* [Information supplied]
+ + + + +

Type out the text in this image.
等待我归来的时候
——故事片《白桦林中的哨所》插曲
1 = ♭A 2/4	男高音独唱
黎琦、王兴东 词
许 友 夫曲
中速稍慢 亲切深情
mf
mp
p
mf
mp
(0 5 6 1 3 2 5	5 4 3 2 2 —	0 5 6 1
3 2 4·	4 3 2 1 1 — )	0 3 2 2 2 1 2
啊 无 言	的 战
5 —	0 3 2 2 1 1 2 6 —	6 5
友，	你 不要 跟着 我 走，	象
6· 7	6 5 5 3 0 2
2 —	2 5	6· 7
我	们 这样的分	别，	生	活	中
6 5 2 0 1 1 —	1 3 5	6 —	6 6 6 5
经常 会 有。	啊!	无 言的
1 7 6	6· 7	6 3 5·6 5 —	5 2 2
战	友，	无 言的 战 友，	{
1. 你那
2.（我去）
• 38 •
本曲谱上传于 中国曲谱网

+ + + + +

* [Written instruction] Transcribe each entry exactly.

* [Task solution]
Type out the text in this image.
等待我归来的时候
——故事片《白桦林中的哨所》插曲
1 = ♭A 2/4	男高音独唱
黎琦、王兴东 词
许 友 夫曲
中速稍慢 亲切深情
mf
mp
p
mf
mp
(0 5 6 1 3 2 5	5 4 3 2 2 —	0 5 6 1
3 2 4·	4 3 2 1 1 — )	0 3 2 2 2 1 2
啊 无 言	的 战
5 —	0 3 2 2 1 1 2 6 —	6 5
友，	你 不要 跟着 我 走，	象
6· 7	6 5 5 3 0 2
2 —	2 5	6· 7
我	们 这样的分	别，	生	活	中
6 5 2 0 1 1 —	1 3 5	6 —	6 6 6 5
经常 会 有。	啊!	无 言的
1 7 6	6· 7	6 3 5·6 5 —	5 2 2
战	友，	无 言的 战 友，	{
1. 你那
2.（我去）
• 38 •
本曲谱上传于 中国曲谱网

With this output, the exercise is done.